→ **STATED PROBLEM**
Tally the lines that hold the word "into" and reply with that figure only.

→ **PROVIDED DATA**
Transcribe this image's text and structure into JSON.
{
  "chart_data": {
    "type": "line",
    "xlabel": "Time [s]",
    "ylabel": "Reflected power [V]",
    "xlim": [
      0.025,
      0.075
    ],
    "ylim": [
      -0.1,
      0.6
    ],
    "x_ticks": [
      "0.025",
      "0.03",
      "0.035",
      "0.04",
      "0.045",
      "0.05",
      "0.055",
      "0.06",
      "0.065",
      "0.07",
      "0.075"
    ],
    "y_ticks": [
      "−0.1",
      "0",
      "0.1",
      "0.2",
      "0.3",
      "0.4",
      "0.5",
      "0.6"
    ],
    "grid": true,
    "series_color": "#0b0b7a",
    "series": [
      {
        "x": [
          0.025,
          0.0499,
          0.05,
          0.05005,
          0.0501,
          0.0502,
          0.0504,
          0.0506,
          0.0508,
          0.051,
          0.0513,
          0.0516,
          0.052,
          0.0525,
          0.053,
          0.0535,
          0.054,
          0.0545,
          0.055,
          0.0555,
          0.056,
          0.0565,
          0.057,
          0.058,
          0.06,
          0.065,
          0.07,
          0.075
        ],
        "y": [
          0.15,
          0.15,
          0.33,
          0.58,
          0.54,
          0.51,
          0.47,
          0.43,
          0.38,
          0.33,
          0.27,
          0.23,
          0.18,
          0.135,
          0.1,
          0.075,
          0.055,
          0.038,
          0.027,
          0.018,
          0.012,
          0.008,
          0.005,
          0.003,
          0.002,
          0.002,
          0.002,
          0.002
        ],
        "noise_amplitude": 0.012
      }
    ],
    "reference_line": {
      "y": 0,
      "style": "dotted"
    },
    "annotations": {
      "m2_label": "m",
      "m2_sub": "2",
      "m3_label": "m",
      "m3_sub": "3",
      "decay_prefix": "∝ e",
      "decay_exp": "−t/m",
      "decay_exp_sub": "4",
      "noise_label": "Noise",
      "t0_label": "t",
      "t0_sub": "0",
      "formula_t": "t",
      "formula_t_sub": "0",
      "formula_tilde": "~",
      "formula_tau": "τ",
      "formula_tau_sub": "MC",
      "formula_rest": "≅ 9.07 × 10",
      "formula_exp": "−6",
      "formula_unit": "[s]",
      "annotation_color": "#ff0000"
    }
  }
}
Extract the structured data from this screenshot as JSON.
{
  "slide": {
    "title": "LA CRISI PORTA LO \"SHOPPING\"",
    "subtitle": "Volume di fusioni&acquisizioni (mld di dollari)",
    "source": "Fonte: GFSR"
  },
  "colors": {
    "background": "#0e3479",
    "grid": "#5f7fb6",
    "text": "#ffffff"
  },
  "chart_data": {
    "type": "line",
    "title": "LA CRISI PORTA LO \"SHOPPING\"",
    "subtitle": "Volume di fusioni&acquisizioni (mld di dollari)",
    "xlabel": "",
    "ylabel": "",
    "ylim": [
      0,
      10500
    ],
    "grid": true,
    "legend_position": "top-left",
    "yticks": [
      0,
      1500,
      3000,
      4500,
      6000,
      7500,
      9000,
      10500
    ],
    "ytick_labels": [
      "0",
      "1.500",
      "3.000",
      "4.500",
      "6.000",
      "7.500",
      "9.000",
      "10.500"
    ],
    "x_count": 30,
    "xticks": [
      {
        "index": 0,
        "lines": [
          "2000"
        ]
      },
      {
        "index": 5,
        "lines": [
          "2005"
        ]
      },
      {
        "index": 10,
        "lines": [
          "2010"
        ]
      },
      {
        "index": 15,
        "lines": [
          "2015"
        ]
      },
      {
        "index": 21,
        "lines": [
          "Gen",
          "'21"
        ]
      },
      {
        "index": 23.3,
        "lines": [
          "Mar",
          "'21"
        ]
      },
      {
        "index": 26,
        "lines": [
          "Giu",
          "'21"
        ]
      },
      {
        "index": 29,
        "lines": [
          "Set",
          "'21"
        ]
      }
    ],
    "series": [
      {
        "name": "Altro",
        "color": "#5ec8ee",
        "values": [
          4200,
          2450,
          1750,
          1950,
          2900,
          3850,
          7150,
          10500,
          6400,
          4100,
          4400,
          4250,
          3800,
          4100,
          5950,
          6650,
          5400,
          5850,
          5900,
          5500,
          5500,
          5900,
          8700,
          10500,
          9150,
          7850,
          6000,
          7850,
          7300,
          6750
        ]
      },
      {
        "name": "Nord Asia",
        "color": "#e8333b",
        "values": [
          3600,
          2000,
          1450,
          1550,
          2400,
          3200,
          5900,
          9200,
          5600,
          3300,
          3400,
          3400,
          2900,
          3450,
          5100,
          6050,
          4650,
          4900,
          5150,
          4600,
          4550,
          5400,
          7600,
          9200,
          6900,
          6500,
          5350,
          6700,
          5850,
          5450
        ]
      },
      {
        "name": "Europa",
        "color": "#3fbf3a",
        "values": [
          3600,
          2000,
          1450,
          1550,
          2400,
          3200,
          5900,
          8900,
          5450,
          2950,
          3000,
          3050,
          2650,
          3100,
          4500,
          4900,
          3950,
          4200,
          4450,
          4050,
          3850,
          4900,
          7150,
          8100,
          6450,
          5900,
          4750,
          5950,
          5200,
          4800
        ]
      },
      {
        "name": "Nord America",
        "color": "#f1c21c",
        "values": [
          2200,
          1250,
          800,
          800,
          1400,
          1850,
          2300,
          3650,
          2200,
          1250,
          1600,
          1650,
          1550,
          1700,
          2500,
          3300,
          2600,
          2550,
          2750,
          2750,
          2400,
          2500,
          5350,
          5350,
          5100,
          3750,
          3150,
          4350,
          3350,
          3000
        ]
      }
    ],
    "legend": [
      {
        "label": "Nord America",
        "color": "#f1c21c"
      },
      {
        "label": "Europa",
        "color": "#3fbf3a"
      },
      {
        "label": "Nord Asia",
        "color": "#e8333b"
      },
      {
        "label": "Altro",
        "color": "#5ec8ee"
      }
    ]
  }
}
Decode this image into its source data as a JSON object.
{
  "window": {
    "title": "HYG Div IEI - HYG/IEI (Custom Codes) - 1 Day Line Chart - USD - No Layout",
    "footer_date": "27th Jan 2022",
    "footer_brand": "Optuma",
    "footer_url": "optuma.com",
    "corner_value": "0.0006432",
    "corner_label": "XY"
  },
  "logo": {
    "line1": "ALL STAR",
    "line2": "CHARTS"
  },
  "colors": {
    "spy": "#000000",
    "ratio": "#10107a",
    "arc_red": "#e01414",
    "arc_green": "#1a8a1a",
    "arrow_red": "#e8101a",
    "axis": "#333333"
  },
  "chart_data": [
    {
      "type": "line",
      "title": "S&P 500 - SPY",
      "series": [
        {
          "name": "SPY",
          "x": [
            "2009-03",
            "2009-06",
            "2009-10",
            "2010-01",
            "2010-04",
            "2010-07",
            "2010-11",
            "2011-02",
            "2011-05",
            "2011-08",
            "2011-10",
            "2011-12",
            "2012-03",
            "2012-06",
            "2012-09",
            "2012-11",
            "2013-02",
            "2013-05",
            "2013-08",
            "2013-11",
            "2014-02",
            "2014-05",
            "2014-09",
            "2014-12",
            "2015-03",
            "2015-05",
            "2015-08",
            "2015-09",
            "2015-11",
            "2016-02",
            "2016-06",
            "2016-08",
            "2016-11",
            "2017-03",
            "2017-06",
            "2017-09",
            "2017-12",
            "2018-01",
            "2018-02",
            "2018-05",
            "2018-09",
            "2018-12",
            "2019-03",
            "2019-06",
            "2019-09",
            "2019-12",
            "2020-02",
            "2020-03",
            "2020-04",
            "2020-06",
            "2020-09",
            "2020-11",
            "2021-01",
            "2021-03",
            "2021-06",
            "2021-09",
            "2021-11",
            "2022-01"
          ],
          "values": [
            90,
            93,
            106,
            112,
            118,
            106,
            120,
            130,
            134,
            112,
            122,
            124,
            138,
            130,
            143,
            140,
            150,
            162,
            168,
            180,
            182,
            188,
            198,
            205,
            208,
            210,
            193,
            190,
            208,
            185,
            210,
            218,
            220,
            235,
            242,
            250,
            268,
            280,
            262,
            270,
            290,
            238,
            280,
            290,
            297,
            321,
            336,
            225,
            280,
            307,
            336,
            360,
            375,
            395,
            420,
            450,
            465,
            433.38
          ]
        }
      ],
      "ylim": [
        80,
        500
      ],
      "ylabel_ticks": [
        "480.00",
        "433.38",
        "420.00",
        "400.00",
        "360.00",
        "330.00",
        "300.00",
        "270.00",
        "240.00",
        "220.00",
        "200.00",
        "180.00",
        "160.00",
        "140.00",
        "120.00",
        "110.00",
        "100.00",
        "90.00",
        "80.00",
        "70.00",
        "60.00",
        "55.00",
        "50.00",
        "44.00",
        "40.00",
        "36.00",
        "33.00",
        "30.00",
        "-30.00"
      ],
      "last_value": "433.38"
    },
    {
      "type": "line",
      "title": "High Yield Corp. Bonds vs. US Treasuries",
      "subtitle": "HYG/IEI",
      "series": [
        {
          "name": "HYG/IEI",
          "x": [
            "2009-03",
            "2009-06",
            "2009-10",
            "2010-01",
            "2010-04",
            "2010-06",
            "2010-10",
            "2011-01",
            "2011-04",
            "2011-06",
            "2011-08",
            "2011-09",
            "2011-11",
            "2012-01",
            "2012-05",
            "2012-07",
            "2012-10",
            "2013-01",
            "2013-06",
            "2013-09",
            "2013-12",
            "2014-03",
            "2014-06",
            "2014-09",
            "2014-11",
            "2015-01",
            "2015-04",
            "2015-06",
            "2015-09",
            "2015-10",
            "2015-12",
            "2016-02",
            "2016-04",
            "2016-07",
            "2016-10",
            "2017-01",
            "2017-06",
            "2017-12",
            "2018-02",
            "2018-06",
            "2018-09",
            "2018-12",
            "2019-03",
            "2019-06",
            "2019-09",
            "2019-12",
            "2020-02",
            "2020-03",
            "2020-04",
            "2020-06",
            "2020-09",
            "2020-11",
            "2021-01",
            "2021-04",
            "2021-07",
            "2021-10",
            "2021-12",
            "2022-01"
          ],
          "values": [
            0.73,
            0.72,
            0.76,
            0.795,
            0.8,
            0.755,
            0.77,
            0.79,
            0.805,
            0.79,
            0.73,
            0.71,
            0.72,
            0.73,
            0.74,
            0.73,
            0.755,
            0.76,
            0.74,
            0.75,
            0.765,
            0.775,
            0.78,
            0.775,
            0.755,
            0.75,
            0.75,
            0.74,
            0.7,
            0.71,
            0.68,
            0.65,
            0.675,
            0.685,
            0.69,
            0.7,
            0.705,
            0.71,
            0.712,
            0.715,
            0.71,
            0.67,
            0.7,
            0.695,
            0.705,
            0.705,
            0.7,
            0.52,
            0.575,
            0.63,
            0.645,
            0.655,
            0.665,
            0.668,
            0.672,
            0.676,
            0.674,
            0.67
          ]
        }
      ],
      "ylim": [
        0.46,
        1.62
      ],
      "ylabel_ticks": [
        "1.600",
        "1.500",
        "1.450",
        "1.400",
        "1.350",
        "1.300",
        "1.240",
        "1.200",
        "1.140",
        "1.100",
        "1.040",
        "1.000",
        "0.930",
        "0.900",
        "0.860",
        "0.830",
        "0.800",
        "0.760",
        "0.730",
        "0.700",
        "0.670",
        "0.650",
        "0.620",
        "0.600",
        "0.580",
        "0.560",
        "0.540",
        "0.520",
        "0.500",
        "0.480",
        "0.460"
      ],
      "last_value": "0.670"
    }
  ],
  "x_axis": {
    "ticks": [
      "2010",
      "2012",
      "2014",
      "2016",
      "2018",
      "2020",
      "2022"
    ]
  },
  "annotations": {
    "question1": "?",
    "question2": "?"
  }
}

→ **CORRECT OUTPUT**
2